- Required tasks:
• a. Render into Spanish the following sentence from the passage on church activism: "Does the Bible teach that war and injustice arise because we have taken matters into our own hands?"
• b. Return verbatim the portion of the passage on church activism starting with "The problem with" and going on through "is entirely predictable?".

- Quoted passage:
The liberal church’s response, against the backdrop of the social presumptions that I discussed in yesterday’s blog, has very often been a weak-kneed call for “peace with justice.” Hauerwas and Willimon (photo at left) put it this way: “Most of our social activism is formed on the presumption that God is superfluous to the formation of a world of peace with justice. Fortunately, we are powerful people who, because we live in a democracy, are free to use out power. It is all up to us” (Resident Aliens, 36).
The problem with this liberal response is that it is formed on the general presumption that we are not actually active participants in God’s continuing history of creation and redemption. Does the Bible teach that war and injustice arise because we have taken matters into our own hands? So what is wrong with the thinking of the National Council of Churches when it responds to peace and justice issues in a way that has become so common that it is entirely predictable?
Why can’t the National Council of Churches proclaim (that war and injustice arise when we take matters into our own hands) . . . to the world? The council cannot preach that on its posters because the council, like most American Christians, assumes that the key to our political effectiveness lies in translating our political assertions into terms that can be embraced by a thinking, sensitive, modern (though disbelieving), average American. Peace with justice (Resident Aliens, 37).

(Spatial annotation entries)
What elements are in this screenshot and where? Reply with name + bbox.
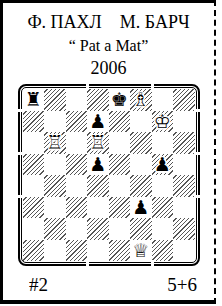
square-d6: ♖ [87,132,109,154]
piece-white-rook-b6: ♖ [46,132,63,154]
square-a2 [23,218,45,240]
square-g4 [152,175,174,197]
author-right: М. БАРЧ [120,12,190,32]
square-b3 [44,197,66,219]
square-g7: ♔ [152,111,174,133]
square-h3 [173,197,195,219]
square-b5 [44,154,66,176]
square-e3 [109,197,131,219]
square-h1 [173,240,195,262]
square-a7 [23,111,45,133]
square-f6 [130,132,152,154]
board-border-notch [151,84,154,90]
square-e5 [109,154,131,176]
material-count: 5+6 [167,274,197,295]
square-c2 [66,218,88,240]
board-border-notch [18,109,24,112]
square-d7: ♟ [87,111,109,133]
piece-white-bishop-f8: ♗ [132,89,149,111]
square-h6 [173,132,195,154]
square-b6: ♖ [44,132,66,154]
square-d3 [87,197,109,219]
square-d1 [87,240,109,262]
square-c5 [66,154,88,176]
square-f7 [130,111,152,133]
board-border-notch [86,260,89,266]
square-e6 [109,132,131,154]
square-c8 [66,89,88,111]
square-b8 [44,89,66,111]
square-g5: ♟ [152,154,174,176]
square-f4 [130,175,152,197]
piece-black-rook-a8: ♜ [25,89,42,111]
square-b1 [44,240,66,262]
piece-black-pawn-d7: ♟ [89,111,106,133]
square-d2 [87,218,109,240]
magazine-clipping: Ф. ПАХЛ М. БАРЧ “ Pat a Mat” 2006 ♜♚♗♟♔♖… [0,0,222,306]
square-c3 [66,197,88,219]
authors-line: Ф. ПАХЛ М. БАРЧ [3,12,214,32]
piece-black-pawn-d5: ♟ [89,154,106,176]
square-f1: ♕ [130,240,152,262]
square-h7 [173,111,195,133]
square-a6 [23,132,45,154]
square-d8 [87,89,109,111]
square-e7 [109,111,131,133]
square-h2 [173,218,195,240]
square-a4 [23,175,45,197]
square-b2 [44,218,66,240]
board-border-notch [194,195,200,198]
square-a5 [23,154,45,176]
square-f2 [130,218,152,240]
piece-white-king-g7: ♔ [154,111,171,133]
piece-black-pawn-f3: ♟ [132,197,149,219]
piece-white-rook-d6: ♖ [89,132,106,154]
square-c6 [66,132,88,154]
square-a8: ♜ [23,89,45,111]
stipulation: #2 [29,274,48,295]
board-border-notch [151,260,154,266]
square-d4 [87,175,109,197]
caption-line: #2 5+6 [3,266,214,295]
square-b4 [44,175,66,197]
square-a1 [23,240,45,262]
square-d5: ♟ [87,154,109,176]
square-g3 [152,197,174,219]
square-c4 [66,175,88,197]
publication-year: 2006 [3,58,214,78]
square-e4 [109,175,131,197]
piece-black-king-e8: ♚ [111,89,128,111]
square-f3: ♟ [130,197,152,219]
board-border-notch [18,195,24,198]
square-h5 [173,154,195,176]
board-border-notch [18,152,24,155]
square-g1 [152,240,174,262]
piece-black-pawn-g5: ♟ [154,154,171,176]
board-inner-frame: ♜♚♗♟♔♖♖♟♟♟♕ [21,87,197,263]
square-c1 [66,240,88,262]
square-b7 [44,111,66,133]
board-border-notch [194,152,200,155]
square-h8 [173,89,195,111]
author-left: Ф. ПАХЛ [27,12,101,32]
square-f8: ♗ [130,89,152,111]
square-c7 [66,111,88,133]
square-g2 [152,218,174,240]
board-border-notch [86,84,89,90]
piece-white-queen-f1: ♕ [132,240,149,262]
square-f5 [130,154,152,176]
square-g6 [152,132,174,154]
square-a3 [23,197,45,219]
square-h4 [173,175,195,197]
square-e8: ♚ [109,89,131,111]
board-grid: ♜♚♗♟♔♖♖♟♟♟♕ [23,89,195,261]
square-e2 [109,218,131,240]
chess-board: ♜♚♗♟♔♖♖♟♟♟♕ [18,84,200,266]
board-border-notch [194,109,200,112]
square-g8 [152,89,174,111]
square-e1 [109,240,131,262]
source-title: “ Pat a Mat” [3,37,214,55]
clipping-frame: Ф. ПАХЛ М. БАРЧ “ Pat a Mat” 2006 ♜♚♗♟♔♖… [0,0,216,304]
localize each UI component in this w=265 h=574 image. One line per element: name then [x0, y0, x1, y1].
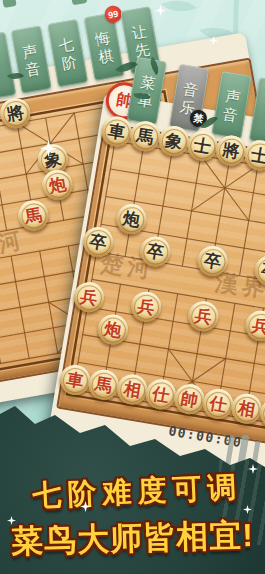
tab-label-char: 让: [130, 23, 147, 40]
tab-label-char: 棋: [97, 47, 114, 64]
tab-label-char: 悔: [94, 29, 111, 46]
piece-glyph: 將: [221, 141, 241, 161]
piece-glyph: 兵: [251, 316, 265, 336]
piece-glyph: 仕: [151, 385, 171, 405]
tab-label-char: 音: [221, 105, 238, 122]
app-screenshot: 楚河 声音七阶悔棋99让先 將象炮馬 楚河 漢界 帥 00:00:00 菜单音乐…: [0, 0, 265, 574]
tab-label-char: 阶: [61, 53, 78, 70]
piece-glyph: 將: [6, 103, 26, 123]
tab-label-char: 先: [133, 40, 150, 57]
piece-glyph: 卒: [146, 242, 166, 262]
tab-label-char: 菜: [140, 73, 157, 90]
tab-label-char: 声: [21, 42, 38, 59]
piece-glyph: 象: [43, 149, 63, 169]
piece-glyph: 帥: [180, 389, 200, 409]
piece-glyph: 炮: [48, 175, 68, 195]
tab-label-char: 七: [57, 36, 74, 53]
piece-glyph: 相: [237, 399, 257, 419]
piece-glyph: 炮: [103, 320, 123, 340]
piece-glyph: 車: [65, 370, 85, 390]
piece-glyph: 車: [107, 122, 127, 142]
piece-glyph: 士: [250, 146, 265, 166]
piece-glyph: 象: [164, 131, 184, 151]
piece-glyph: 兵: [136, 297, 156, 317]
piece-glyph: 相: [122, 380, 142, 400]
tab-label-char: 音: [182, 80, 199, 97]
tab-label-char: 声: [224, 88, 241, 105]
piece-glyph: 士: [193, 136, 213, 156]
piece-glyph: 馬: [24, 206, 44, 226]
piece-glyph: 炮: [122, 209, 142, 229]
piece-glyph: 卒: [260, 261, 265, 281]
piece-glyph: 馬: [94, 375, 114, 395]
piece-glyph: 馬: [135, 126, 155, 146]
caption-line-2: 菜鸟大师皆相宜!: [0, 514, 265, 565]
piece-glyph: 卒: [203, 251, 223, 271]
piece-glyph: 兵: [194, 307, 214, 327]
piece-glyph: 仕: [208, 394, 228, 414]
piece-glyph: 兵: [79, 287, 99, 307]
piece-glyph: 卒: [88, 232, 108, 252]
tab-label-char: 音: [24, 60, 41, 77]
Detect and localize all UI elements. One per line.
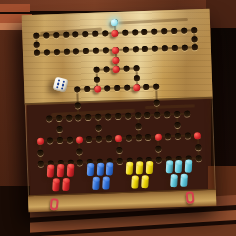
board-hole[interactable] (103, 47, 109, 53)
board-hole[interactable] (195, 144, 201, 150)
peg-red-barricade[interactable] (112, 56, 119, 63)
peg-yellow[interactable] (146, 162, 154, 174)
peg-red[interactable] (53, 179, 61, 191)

- Results of the tasks:
• a. ¿Enseña la Biblia que la guerra y la injusticia surgen porque hemos tomado las cosas en nuestras propias manos?

• b.
The problem with this liberal response is that it is formed on the general presumption that we are not actually active participants in God’s continuing history of creation and redemption. Does the Bible teach that war and injustice arise because we have taken matters into our own hands? So what is wrong with the thinking of the National Council of Churches when it responds to peace and justice issues in a way that has become so common that it is entirely predictable?